#### TASK PROMPT:
Return all of the entries exactly, with nothing added or left out.

#### EXERCISE INPUTS:
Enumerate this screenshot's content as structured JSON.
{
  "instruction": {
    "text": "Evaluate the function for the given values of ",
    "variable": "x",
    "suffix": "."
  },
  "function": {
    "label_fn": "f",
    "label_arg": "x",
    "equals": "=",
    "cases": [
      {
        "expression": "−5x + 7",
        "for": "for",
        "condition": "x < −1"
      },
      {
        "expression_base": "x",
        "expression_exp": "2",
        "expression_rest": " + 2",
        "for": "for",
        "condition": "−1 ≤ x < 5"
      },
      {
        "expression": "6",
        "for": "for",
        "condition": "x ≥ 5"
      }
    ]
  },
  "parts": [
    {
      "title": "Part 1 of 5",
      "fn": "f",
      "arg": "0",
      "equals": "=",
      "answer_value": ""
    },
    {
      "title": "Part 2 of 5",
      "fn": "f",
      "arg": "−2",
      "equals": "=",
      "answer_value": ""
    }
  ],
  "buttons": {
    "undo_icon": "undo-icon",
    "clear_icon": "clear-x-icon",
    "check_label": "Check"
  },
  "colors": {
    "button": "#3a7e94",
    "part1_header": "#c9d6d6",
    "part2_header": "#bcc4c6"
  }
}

#### ANSWER FOR THE TASK:
Enumerate this screenshot's content as structured JSON.
{
  "instruction": {
    "text": "Evaluate the function for the given values of ",
    "variable": "x",
    "suffix": "."
  },
  "function": {
    "label_fn": "f",
    "label_arg": "x",
    "equals": "=",
    "cases": [
      {
        "expression": "−5x + 7",
        "for": "for",
        "condition": "x < −1"
      },
      {
        "expression_base": "x",
        "expression_exp": "2",
        "expression_rest": " + 2",
        "for": "for",
        "condition": "−1 ≤ x < 5"
      },
      {
        "expression": "6",
        "for": "for",
        "condition": "x ≥ 5"
      }
    ]
  },
  "parts": [
    {
      "title": "Part 1 of 5",
      "fn": "f",
      "arg": "0",
      "equals": "=",
      "answer_value": ""
    },
    {
      "title": "Part 2 of 5",
      "fn": "f",
      "arg": "−2",
      "equals": "=",
      "answer_value": ""
    }
  ],
  "buttons": {
    "undo_icon": "undo-icon",
    "clear_icon": "clear-x-icon",
    "check_label": "Check"
  },
  "colors": {
    "button": "#3a7e94",
    "part1_header": "#c9d6d6",
    "part2_header": "#bcc4c6"
  }
}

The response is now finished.